TASK -
Reproduce the records below in full and exactly, without their images.

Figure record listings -
┄┄┄┄┄┄┄┄┄┄
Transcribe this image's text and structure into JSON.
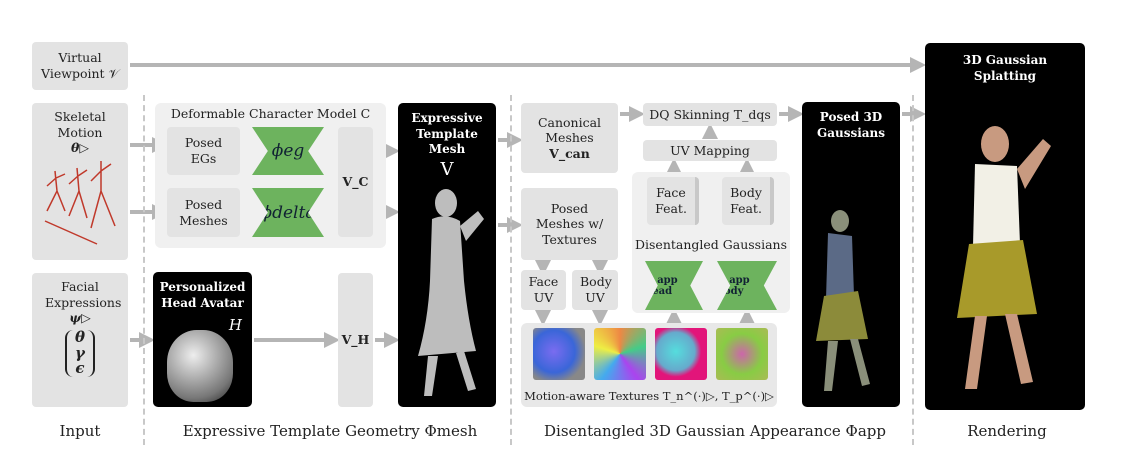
{
  "inputs": {
    "viewpoint": "Virtual Viewpoint 𝒱",
    "skeletal_title": "Skeletal Motion",
    "skeletal_symbol": "θ▷",
    "facial_title": "Facial Expressions",
    "facial_symbol": "ψ▷",
    "facial_vector": [
      "θ",
      "γ",
      "ϵ"
    ]
  },
  "geometry": {
    "group_title": "Deformable Character Model C",
    "posed_egs": "Posed EGs",
    "posed_meshes": "Posed Meshes",
    "phi_eg": "ϕeg",
    "phi_delta": "ϕdelta",
    "vc": "V_C",
    "head_avatar_title": "Personalized Head Avatar",
    "head_avatar_symbol": "H",
    "vh": "V_H",
    "template_title": "Expressive Template Mesh",
    "template_symbol": "V"
  },
  "appearance": {
    "canonical": "Canonical Meshes",
    "canonical_symbol": "V_can",
    "posed_textured": "Posed Meshes w/ Textures",
    "face_uv": "Face UV",
    "body_uv": "Body UV",
    "dq": "DQ Skinning T_dqs",
    "uv_mapping": "UV Mapping",
    "face_feat": "Face Feat.",
    "body_feat": "Body Feat.",
    "disentangled": "Disentangled Gaussians",
    "phi_head": "Φ app head",
    "phi_body": "Φ app body",
    "textures_label": "Motion-aware Textures T_n^(·)▷, T_p^(·)▷",
    "posed_gaussians": "Posed 3D Gaussians"
  },
  "rendering": {
    "title": "3D Gaussian Splatting"
  },
  "sections": {
    "input": "Input",
    "geometry": "Expressive Template Geometry Φmesh",
    "appearance": "Disentangled 3D Gaussian Appearance Φapp",
    "rendering": "Rendering"
  },
  "colors": {
    "box": "#e3e3e3",
    "group": "#f0f0f0",
    "network": "#6db35e",
    "arrow": "#b5b5b5",
    "panel": "#000000"
  }
}
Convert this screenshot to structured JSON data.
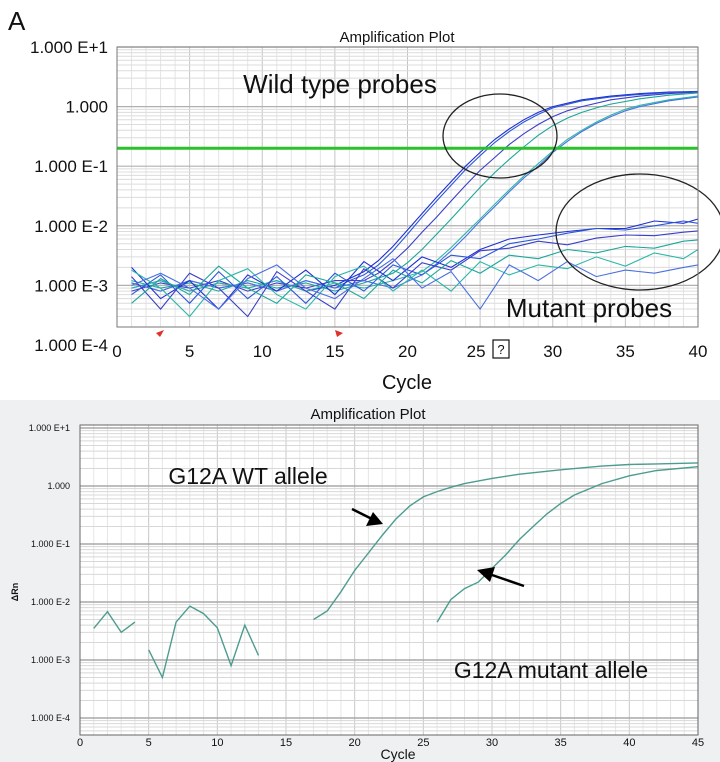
┄┄┄┄┄┄┄┄┄┄
EXPECTED OUTPUT -
Transcribe this image's text and structure into JSON.
{
  "inputs": {
    "viewpoint": "Virtual Viewpoint 𝒱",
    "skeletal_title": "Skeletal Motion",
    "skeletal_symbol": "θ▷",
    "facial_title": "Facial Expressions",
    "facial_symbol": "ψ▷",
    "facial_vector": [
      "θ",
      "γ",
      "ϵ"
    ]
  },
  "geometry": {
    "group_title": "Deformable Character Model C",
    "posed_egs": "Posed EGs",
    "posed_meshes": "Posed Meshes",
    "phi_eg": "ϕeg",
    "phi_delta": "ϕdelta",
    "vc": "V_C",
    "head_avatar_title": "Personalized Head Avatar",
    "head_avatar_symbol": "H",
    "vh": "V_H",
    "template_title": "Expressive Template Mesh",
    "template_symbol": "V"
  },
  "appearance": {
    "canonical": "Canonical Meshes",
    "canonical_symbol": "V_can",
    "posed_textured": "Posed Meshes w/ Textures",
    "face_uv": "Face UV",
    "body_uv": "Body UV",
    "dq": "DQ Skinning T_dqs",
    "uv_mapping": "UV Mapping",
    "face_feat": "Face Feat.",
    "body_feat": "Body Feat.",
    "disentangled": "Disentangled Gaussians",
    "phi_head": "Φ app head",
    "phi_body": "Φ app body",
    "textures_label": "Motion-aware Textures T_n^(·)▷, T_p^(·)▷",
    "posed_gaussians": "Posed 3D Gaussians"
  },
  "rendering": {
    "title": "3D Gaussian Splatting"
  },
  "sections": {
    "input": "Input",
    "geometry": "Expressive Template Geometry Φmesh",
    "appearance": "Disentangled 3D Gaussian Appearance Φapp",
    "rendering": "Rendering"
  },
  "colors": {
    "box": "#e3e3e3",
    "group": "#f0f0f0",
    "network": "#6db35e",
    "arrow": "#b5b5b5",
    "panel": "#000000"
  }
}
Convert this screenshot to structured JSON data.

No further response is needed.